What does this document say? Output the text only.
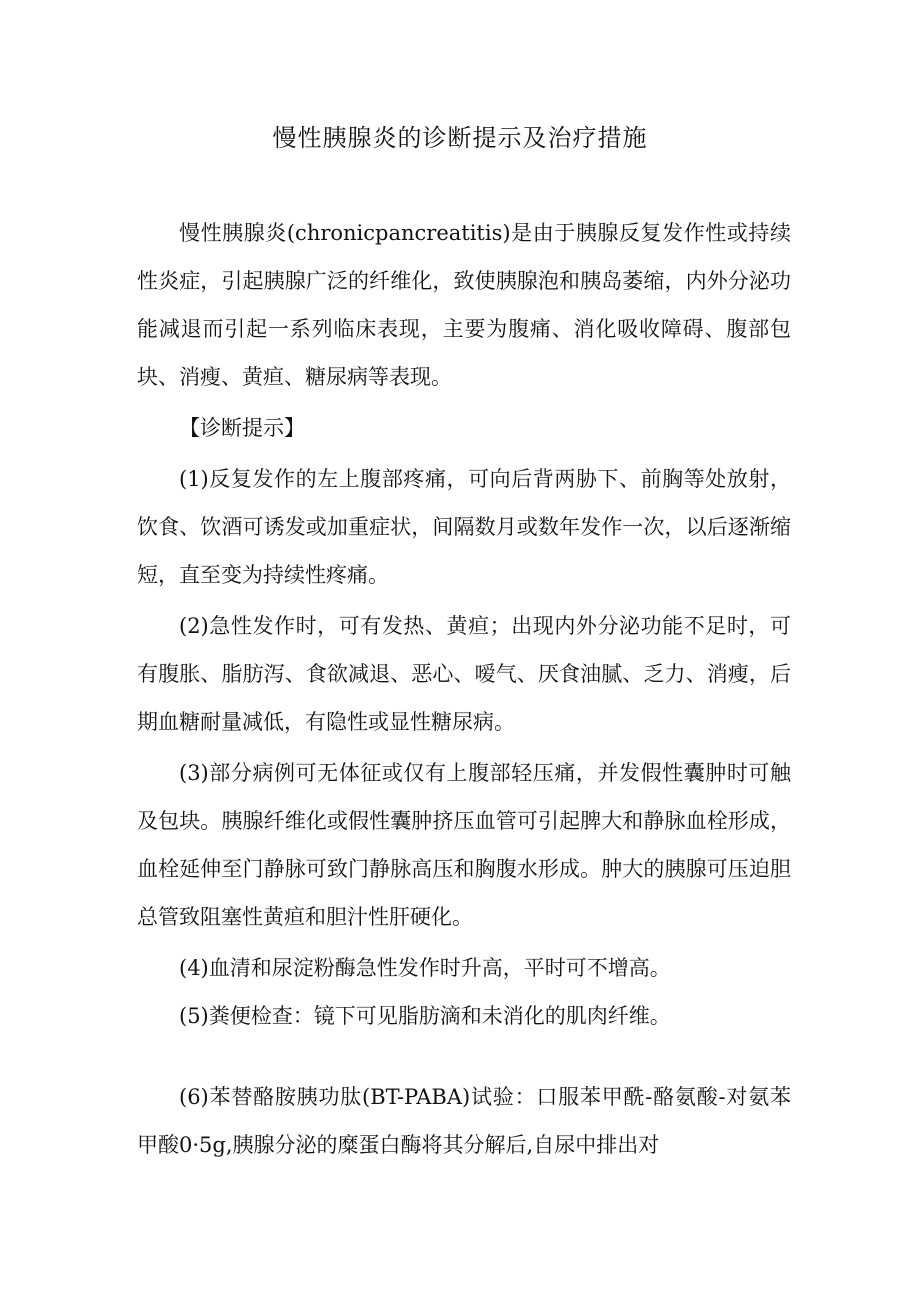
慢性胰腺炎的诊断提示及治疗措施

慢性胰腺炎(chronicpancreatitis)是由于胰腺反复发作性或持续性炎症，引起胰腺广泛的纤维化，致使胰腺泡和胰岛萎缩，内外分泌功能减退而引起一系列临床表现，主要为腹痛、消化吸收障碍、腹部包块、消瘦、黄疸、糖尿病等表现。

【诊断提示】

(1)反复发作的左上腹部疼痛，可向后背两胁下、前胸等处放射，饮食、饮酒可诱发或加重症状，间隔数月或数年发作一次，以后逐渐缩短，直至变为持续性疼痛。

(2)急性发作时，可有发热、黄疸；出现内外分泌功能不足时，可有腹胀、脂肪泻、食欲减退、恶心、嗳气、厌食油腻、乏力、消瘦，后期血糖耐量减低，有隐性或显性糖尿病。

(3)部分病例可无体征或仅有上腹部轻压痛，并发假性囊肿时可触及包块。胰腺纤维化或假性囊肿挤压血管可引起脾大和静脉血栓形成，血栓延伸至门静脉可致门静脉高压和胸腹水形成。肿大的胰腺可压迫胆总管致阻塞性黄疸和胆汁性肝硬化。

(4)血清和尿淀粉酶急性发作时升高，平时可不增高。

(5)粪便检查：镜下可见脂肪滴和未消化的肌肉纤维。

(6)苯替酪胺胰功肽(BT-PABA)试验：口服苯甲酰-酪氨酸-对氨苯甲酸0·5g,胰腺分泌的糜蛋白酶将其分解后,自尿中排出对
^^^^
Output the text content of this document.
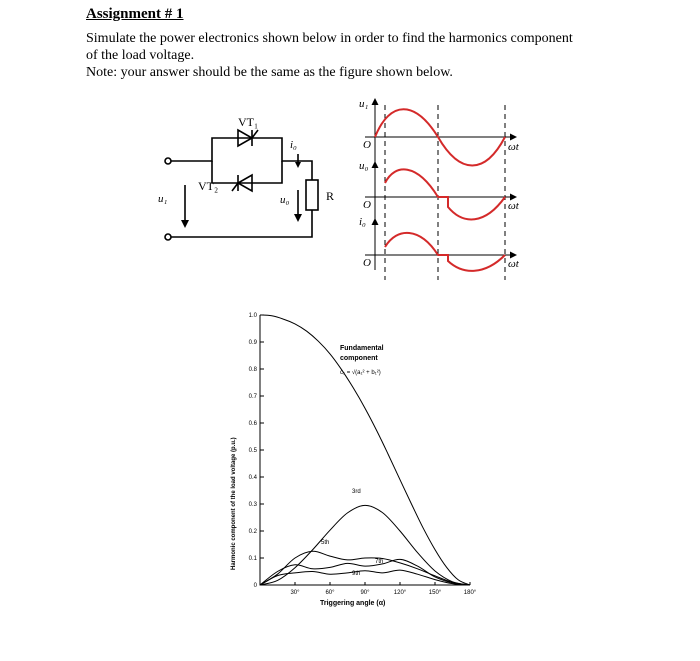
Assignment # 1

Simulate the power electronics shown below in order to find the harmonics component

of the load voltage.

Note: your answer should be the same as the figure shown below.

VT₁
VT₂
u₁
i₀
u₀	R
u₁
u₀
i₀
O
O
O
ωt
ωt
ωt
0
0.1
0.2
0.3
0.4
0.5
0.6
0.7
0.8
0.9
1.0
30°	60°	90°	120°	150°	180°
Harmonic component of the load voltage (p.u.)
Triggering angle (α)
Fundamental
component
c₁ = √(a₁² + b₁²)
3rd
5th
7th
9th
^^^^
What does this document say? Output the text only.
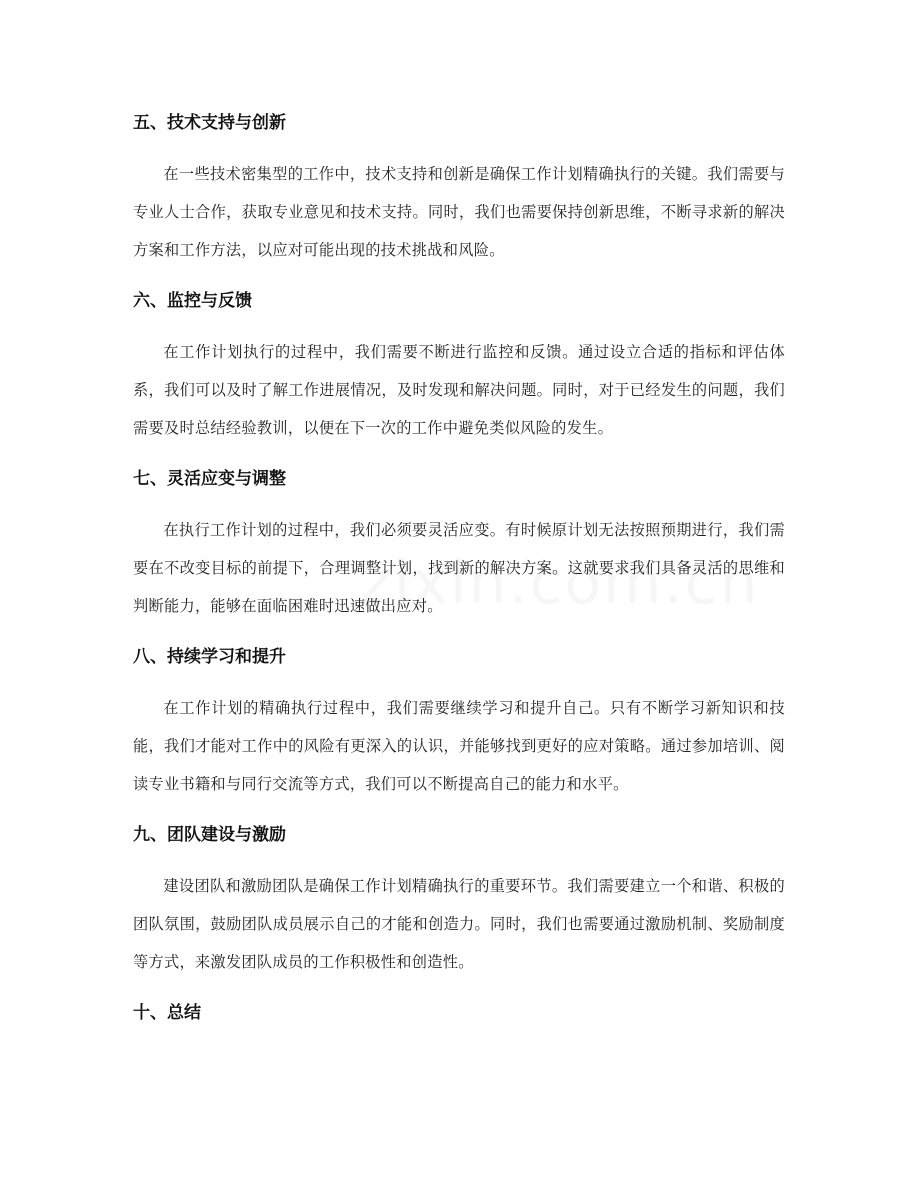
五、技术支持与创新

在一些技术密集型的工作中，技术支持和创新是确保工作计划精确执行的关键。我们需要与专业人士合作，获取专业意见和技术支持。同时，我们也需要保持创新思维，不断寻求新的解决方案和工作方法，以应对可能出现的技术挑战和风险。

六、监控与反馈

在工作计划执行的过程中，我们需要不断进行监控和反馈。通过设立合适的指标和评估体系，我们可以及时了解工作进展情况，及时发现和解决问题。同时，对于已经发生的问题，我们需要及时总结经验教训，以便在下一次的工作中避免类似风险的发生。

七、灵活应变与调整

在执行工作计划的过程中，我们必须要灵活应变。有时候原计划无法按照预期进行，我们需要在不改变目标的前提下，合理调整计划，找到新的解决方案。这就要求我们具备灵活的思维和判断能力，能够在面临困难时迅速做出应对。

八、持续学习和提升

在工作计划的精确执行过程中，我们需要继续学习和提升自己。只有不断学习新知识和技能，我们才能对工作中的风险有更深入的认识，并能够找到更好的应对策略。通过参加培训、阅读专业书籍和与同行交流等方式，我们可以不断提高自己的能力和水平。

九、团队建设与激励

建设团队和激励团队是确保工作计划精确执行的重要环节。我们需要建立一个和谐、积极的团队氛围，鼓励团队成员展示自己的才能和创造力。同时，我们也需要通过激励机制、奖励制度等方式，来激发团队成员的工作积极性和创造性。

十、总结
^^^^
Your instructions
Look through the entries and return every line where "load" appears.

Result
of the load voltage.
Harmonic component of the load voltage (p.u.)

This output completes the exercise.